— Begin Source extract —

Turning to the Libby angle, it looks like he could be in trouble on several fronts. First, Libby was definitely worried about people learning who was behind the Plame-Wilson smearing:

Mr. Fitzgerald asked about a notation I made on the first page of my notes
about this July 8 meeting, "Former Hill staffer."

My recollection, I told him, was that Mr. Libby wanted to modify our
prior understanding that I would attribute information from him to a "senior
administration official." When the subject turned to Mr. Wilson, Mr. Libby
requested that he be identified only as a "former Hill staffer." I agreed to the
new ground rules because I knew that Mr. Libby had once worked on Capitol
Hill.

Did Mr. Libby explain this request? Mr. Fitzgerald asked. No, I don't
recall, I replied. But I said I assumed Mr. Libby did not want the White House
to be seen as attacking Mr. Wilson.


Whether this alone is illegal I doubt, but it could be evidence in connection with a criminal conspiracy. Moreover, it sure sounds like Libby was trying to shape Miller's testimony:

When I was last before the grand jury, Mr. Fitzgerald posed a series of
questions about a letter I received in jail last month from Mr. Libby. The
letter, two pages long, encouraged me to testify. "Your reporting, and you, are
missed," it begins.

Mr. Fitzgerald asked me to read the final three paragraphs aloud
to the grand jury. "The public report of every other reporter's testimony makes
clear that they did not discuss Ms. Plame's name or identity with me," Mr. Libby
wrote.

The prosecutor asked my reaction to those words. I replied that this
portion of the letter had surprised me because it might be perceived as an
effort by Mr. Libby to suggest that I, too, would say we had not discussed Ms.
Plame's identity. Yet my notes suggested that we had discussed her
job.


There's also the matter of Libby's final lines to Miller:

Mr. Fitzgerald also focused on the letter's closing lines. "Out West, where you
vacation, the aspens will already be turning," Mr. Libby wrote. "They turn in
clusters, because their roots connect them."


"Because their roots connect them"? Imagine if Bill Clinton had sent a letter like that to Susan McDougal or Webb Hubbell.

— End Source extract —
— Begin Stored rows —

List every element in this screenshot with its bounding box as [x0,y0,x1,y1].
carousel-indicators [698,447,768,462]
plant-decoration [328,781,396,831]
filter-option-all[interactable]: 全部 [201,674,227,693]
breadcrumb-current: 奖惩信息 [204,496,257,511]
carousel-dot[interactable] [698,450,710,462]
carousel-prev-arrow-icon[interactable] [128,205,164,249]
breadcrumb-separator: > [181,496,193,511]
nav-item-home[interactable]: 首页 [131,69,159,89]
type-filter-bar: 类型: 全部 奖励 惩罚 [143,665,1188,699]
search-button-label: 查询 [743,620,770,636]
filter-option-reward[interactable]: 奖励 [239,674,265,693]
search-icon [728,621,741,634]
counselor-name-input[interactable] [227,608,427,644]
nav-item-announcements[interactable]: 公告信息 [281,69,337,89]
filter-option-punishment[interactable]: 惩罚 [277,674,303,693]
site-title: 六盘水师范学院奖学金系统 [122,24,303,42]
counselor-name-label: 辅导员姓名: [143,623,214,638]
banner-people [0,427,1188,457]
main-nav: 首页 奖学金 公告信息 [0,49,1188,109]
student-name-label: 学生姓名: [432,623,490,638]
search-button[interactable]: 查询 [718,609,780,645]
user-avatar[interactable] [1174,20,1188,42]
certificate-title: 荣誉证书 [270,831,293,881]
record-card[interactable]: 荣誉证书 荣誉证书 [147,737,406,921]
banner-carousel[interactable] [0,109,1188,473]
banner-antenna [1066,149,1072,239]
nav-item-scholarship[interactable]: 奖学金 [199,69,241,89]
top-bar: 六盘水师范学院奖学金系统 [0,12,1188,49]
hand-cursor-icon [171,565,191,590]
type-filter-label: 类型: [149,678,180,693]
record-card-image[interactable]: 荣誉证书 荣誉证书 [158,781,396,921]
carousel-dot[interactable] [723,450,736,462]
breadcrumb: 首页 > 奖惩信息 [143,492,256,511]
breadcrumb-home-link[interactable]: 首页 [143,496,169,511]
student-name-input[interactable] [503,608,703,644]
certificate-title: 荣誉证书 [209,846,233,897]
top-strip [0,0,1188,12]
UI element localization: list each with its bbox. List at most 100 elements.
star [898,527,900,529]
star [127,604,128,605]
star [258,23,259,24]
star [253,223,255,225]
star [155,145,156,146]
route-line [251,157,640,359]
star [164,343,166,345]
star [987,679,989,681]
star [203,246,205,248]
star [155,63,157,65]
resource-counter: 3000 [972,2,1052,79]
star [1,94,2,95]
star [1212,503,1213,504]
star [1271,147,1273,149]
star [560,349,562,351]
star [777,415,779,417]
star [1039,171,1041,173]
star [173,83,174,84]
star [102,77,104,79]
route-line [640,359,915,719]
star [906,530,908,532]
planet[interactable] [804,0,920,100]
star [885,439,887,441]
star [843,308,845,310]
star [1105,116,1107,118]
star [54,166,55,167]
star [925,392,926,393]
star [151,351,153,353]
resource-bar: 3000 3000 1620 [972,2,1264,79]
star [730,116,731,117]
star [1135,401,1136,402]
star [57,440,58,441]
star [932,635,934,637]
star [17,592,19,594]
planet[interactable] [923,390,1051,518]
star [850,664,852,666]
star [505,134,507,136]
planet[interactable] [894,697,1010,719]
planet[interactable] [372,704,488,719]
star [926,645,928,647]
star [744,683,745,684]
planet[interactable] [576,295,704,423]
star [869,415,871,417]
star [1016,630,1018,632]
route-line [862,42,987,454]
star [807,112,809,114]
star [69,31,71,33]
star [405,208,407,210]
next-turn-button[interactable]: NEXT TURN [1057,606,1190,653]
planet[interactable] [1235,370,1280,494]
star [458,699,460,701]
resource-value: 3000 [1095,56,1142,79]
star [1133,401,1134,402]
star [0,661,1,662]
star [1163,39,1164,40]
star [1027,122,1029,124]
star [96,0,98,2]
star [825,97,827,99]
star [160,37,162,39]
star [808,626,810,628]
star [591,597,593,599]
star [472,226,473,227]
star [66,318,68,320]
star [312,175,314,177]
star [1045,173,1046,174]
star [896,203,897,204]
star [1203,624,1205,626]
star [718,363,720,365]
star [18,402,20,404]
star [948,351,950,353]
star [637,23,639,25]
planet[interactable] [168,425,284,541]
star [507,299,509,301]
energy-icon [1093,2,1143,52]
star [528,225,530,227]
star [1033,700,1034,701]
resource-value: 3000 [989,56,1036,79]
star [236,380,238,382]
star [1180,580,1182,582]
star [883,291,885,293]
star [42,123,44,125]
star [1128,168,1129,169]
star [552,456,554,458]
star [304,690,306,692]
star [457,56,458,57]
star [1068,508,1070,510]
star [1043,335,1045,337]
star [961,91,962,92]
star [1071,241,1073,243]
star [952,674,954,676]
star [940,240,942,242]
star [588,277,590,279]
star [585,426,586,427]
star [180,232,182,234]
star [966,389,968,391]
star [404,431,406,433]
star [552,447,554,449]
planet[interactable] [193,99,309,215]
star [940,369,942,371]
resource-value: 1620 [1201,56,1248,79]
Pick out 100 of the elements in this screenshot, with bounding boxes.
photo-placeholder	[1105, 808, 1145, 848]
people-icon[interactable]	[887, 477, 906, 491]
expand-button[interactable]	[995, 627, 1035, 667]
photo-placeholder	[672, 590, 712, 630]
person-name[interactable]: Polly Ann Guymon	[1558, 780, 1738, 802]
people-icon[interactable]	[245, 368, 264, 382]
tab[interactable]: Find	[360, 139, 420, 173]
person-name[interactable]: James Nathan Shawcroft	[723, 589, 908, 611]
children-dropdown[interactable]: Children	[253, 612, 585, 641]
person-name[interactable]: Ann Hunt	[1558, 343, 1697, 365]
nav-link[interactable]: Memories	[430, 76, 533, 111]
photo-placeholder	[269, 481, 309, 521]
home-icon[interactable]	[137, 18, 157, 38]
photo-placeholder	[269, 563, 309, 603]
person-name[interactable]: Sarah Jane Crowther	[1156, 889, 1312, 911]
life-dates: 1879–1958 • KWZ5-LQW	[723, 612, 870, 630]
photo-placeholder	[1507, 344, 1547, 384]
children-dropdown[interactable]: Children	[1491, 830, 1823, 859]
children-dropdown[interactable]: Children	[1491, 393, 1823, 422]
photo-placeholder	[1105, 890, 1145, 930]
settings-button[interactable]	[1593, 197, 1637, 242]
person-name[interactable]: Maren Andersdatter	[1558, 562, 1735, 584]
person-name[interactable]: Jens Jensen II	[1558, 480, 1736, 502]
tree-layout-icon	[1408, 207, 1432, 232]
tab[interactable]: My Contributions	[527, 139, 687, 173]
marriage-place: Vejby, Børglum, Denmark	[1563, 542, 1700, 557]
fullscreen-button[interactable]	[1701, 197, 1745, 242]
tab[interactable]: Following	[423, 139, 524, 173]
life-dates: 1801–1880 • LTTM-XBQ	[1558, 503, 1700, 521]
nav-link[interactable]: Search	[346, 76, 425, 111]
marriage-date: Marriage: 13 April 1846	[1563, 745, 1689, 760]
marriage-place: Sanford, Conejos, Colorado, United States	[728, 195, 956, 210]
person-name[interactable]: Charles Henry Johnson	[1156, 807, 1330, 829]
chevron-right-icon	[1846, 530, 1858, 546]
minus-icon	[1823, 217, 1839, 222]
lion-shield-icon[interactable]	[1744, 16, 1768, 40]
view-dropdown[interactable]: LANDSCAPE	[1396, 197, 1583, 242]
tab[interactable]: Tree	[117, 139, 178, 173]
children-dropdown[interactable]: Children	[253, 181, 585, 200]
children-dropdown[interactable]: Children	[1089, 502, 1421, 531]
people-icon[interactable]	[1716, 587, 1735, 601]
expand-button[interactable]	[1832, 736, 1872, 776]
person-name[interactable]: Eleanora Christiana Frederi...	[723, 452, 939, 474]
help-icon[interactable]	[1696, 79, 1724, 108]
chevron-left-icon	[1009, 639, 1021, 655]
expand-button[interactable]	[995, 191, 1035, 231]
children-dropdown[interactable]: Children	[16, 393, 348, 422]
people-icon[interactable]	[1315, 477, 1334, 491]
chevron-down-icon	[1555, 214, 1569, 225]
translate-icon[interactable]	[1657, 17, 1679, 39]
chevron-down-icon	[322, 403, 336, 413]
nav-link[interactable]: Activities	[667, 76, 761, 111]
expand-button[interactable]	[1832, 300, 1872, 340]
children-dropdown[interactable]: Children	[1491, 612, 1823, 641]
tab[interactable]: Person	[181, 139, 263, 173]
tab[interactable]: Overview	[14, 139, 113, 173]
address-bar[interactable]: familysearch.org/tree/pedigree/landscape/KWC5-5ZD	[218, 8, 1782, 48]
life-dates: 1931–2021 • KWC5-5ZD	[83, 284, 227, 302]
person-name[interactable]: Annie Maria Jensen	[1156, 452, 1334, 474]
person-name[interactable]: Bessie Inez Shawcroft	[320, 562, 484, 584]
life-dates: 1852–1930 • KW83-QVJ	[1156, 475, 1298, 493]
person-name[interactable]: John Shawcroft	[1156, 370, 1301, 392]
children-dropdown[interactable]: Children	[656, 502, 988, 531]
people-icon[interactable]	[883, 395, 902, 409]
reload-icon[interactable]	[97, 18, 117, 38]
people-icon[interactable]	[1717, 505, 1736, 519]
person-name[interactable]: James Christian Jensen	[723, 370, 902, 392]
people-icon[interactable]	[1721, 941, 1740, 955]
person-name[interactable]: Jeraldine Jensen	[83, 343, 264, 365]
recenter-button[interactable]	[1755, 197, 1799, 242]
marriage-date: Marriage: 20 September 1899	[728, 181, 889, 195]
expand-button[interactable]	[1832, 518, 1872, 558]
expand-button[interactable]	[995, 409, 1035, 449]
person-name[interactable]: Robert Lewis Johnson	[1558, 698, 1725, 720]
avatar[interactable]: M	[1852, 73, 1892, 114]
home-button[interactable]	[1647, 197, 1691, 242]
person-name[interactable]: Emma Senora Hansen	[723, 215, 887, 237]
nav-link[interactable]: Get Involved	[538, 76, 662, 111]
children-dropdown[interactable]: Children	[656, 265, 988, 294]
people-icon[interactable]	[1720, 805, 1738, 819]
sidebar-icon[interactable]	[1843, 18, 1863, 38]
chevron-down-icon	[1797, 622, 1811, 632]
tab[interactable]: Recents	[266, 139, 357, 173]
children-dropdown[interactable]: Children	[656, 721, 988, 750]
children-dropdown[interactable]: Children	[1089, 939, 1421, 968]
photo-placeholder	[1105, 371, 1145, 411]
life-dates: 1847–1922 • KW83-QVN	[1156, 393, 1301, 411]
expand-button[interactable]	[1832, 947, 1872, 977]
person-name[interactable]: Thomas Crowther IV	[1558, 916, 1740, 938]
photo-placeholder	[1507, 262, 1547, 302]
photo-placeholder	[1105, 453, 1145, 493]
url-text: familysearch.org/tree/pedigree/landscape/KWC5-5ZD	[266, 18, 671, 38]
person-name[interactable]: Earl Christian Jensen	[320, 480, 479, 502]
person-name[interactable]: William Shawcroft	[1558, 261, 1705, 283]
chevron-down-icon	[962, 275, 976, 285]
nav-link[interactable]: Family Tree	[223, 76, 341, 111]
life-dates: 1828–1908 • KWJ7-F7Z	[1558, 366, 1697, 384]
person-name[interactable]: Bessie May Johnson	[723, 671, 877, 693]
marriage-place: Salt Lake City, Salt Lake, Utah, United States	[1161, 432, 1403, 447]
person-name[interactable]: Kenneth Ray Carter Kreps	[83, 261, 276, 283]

— End Stored rows —

What you will do:
1 – Answer these questions from the commentary on Libby:
(a) When the subject turned to Mr. Wilson, what identification did Mr. Libby request?
(b) How long was the letter Mr. Libby sent while the writer was in jail?
(c) According to the letter's closing lines, why do the aspens turn in clusters?
2 – Extend the commentary on Libby from its final sentence onward.
The records have no connection to the text.

In response:
1 –
(a) He asked to be identified only as a "former Hill staffer."
(b) Two pages.
(c) Because their roots connect them.

2 –
And then there is this interesting passage:

Ms. Miller authorized Mr. Abrams to talk to Mr. Libby's lawyer, Joseph A.
Tate. The question was whether Mr. Libby really wanted her to testify. Mr.
Abrams passed the details of his conversation with Mr. Tate along to Ms. Miller
and to Times executives and lawyers, people involved in the internal discussion
said.

People present at the meetings said that what they heard about the
preliminary negotiations was troubling.

Mr. Abrams told Ms. Miller and the group that Mr. Tate had said she was
free to testify. Mr. Abrams said Mr. Tate also passed along some information
about Mr. Libby's grand jury testimony: that he had not told Ms. Miller the name
or undercover status of Mr. Wilson's wife.

That raised a potential conflict for Ms. Miller. Did the references in her
notes to "Valerie Flame" and "Victoria Wilson" suggest that she would have to
contradict Mr. Libby's account of their conversations? Ms. Miller said in an
interview that she concluded that Mr. Tate was sending her a message that Mr.
Libby did not want her to testify.

According to Ms. Miller, this was what Mr. Abrams told her about his
conversation with Mr. Tate: "He was pressing about what you would say. When I
wouldn't give him an assurance that you would exonerate Libby, if you were to
cooperate, he then immediately gave me this, 'Don't go there, or, we don't want
you there.' "

Mr. Abrams said: "On more than one occasion, Mr. Tate asked me for a
recitation of what Ms. Miller would say. I did not provide one."

In an e-mail message Friday, Mr. Tate called Ms. Miller's interpretation
"outrageous."

"I never once suggested that she should not testify," Mr. Tate wrote. "It
was just the opposite. I told Mr. Abrams that the waiver was
voluntary."

He added: " 'Don't go there' or 'We don't want you there' is not something
I said, would say, or ever implied or suggested."

Telling another witness about grand jury testimony is lawful as long as it
is not an attempt to influence the other witness's testimony.

"Judy believed Libby was afraid of her testimony," Mr. Keller said, noting
that he did not know the basis for the fear. "She thought Libby had reason to be
afraid of her testimony."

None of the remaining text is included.